**Dataset excerpts**
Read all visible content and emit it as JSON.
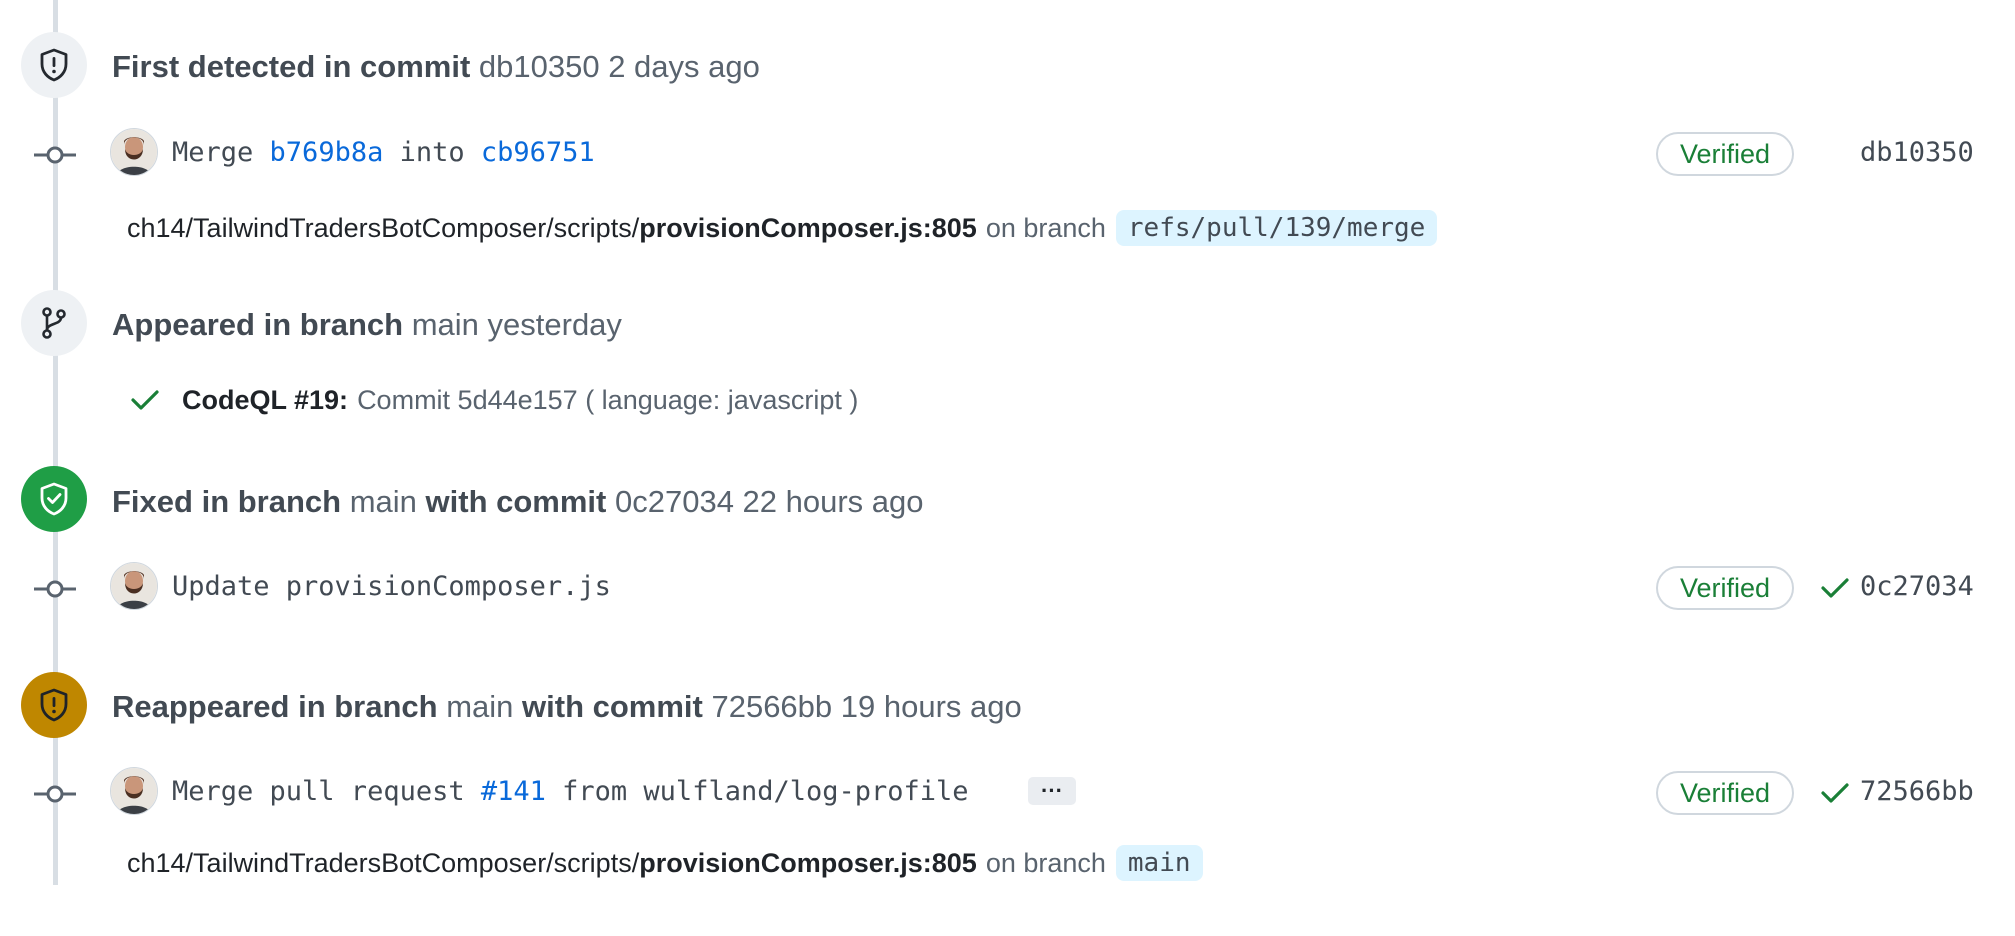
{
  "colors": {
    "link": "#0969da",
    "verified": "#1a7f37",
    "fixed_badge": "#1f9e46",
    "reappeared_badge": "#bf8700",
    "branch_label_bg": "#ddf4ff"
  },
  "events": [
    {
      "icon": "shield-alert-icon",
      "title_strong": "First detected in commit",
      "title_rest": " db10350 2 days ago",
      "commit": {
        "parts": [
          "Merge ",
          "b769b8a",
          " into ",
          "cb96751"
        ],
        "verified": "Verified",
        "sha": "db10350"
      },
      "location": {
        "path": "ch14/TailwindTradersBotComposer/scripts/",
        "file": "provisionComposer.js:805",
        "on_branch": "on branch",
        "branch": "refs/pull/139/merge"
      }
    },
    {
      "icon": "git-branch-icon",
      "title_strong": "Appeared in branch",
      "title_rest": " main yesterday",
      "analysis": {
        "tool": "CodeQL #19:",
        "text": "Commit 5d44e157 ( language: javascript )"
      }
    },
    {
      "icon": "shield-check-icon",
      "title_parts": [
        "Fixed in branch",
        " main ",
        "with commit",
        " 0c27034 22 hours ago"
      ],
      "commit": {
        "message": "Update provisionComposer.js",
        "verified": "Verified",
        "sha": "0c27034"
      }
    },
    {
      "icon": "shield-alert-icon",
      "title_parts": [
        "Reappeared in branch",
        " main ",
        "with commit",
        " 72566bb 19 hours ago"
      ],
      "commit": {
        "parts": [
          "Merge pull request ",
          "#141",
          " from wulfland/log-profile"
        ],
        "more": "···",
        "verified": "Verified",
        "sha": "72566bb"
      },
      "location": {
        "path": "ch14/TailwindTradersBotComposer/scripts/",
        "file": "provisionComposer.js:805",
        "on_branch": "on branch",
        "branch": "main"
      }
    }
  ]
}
* * *
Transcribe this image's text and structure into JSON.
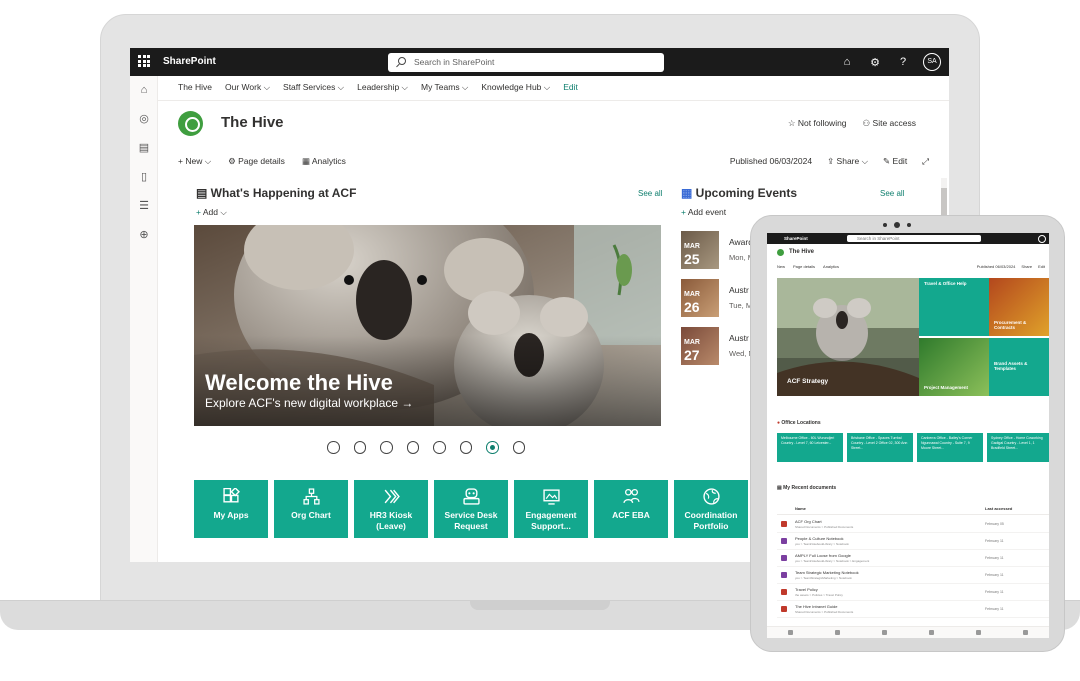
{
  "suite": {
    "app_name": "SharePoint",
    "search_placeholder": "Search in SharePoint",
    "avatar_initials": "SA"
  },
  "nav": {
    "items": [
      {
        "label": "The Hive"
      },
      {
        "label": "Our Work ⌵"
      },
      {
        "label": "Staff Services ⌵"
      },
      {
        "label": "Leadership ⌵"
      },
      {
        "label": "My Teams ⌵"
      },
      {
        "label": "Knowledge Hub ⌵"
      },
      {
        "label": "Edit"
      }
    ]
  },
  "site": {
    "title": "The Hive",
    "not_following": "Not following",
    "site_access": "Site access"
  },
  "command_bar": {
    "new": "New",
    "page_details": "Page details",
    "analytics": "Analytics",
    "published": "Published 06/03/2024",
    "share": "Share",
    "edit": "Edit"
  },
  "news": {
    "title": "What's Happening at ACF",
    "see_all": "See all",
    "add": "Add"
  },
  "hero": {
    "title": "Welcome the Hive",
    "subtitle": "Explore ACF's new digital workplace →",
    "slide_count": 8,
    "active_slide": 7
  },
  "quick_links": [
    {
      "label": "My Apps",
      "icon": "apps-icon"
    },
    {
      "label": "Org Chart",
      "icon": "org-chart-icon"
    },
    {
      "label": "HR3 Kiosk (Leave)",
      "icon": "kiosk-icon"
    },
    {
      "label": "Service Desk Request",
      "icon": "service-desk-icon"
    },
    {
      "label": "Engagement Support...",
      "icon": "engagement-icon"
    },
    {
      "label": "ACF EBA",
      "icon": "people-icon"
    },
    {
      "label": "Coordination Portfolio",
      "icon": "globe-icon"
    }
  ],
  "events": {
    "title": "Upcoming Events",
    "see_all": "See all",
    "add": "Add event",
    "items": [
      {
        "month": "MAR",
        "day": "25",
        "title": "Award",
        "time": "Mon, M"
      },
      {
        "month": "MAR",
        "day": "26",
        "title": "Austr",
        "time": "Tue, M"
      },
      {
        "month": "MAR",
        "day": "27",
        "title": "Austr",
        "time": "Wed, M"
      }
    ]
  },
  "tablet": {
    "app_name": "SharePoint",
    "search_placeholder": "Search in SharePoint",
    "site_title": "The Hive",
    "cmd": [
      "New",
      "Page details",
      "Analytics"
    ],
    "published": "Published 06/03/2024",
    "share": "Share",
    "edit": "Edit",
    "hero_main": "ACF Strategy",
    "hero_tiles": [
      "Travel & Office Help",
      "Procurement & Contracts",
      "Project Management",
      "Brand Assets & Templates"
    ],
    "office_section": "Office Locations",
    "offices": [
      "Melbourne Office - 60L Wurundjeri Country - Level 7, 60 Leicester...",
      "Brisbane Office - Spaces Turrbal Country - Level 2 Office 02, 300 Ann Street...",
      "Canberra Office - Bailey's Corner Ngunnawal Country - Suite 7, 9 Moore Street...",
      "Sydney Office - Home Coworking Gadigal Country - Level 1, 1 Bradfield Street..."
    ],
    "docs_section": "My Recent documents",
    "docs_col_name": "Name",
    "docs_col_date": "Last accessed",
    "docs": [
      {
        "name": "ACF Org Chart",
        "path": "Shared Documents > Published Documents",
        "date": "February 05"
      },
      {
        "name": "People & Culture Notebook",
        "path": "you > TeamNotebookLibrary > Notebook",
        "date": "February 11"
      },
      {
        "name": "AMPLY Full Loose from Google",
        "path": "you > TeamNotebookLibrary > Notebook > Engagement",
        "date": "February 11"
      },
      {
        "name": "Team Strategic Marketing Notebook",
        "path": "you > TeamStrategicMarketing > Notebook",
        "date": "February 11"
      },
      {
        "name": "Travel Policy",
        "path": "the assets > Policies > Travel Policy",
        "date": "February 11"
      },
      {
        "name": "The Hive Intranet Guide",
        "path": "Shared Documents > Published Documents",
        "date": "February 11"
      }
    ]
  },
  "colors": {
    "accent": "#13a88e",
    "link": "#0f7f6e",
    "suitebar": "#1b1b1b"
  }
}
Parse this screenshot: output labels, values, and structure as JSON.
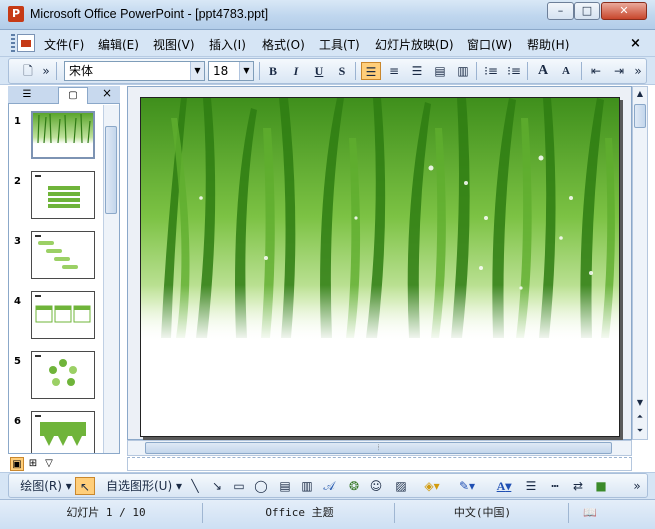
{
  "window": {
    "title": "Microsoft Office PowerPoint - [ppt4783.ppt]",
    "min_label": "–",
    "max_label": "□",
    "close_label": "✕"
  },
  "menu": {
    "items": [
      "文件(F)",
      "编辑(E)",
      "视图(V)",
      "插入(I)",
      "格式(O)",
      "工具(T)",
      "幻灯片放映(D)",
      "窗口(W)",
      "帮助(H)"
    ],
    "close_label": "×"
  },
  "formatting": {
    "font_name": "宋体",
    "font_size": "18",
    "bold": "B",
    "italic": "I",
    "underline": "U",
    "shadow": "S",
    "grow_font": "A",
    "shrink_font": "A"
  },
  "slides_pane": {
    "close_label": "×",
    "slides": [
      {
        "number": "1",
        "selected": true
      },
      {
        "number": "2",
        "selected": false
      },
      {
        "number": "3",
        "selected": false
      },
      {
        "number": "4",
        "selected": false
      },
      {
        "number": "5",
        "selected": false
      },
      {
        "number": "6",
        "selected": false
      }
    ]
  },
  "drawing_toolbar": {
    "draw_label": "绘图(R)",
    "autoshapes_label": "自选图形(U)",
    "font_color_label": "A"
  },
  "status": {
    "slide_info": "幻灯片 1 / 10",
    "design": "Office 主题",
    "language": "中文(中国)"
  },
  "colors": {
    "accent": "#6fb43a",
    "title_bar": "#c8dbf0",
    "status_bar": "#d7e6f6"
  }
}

**Task directions**
Write out each line of the data that holds the string "JSON".

**Solution for this problem**
Read all visible content and emit it as JSON.
Transcribe this image's text and structure into JSON.
Parse this screenshot: output labels, values, and structure as JSON.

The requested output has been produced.